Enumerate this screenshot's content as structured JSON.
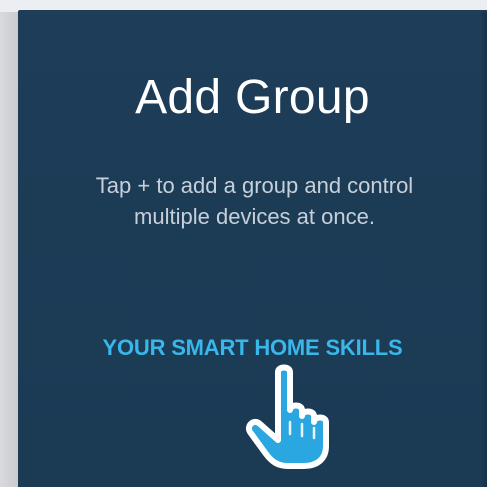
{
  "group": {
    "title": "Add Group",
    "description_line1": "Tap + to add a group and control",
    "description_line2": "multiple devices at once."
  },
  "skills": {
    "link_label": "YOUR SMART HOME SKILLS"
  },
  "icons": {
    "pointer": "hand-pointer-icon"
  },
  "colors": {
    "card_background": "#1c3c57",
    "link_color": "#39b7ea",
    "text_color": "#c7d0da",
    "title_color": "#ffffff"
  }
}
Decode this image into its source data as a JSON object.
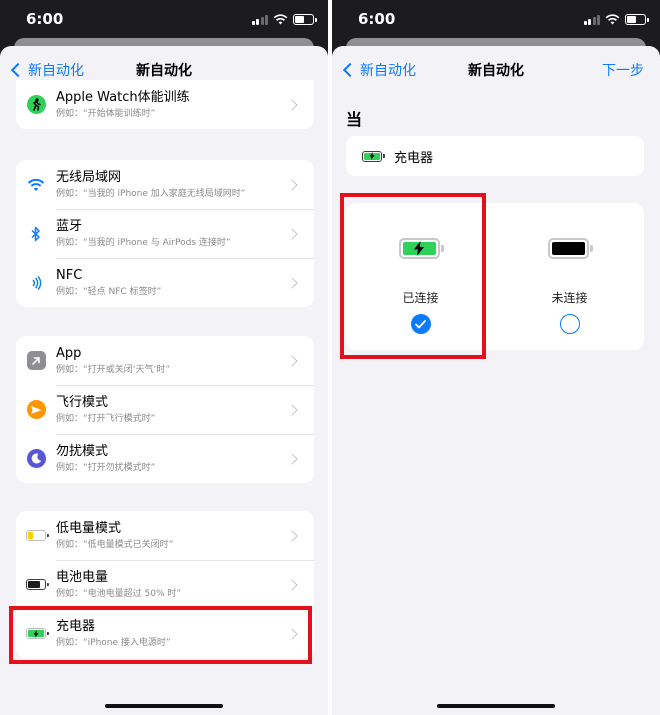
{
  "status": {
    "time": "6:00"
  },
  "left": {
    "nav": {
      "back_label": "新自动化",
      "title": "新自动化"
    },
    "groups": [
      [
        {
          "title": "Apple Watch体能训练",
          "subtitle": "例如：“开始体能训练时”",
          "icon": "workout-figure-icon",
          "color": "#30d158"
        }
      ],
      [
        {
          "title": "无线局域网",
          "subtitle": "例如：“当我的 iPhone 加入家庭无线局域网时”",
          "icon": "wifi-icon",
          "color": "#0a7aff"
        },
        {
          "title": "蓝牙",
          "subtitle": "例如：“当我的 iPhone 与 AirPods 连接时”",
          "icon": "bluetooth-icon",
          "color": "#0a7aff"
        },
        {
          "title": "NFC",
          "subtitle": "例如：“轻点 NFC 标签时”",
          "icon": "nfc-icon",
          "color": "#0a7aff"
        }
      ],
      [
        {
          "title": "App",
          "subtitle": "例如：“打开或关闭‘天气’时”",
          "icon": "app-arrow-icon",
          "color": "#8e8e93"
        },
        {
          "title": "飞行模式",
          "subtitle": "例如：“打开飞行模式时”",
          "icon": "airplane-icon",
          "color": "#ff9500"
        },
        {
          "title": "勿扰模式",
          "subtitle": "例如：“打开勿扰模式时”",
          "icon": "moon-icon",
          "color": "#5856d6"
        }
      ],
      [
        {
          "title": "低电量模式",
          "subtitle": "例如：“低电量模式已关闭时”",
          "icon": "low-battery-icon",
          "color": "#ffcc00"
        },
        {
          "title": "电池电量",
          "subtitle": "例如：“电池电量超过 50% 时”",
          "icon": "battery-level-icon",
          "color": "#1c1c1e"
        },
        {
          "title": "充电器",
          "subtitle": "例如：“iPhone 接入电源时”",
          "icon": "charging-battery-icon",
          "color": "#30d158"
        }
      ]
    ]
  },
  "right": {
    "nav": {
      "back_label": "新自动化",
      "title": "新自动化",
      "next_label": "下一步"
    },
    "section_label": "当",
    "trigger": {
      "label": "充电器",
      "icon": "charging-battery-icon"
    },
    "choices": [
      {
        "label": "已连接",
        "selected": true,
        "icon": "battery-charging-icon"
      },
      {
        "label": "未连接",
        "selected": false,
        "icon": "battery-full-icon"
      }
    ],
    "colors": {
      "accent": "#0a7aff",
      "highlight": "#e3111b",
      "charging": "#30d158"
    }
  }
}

* * *

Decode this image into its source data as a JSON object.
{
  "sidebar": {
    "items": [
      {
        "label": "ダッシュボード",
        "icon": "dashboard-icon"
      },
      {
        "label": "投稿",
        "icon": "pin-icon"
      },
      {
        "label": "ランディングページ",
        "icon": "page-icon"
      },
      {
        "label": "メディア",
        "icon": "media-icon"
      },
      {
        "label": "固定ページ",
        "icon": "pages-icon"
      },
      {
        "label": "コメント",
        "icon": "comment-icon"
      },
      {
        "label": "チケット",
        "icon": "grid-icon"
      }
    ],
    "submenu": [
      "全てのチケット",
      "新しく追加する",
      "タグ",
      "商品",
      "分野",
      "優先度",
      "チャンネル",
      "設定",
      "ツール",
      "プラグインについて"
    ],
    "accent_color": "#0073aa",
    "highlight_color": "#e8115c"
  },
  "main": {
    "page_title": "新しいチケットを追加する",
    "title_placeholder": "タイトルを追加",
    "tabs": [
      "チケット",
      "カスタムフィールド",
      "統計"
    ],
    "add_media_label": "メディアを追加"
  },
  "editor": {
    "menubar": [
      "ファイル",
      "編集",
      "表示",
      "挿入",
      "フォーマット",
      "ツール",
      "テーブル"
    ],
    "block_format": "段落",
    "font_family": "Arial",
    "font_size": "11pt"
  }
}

...

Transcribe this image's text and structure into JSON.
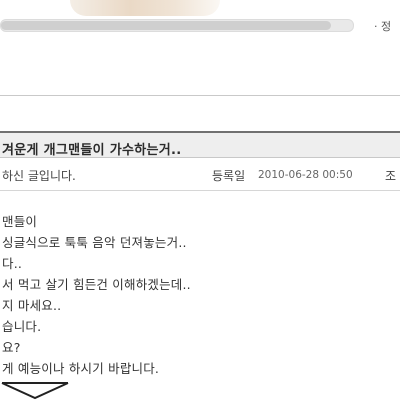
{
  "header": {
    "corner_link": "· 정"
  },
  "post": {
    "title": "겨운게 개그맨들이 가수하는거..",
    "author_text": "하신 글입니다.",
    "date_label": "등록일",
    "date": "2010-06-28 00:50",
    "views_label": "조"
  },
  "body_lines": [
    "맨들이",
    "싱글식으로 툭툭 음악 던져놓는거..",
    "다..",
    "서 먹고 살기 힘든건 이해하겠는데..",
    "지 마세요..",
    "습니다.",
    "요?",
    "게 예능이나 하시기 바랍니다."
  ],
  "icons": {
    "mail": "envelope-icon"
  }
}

## Job
Take every line from the records above that has the word "this" and copy it.

## Final answer
Enumerate this screenshot's content as structured JSON.
Decode this image into its source data as a JSON object.
Decode this image into its source data as a JSON object.
Transcribe this image's text and structure into JSON.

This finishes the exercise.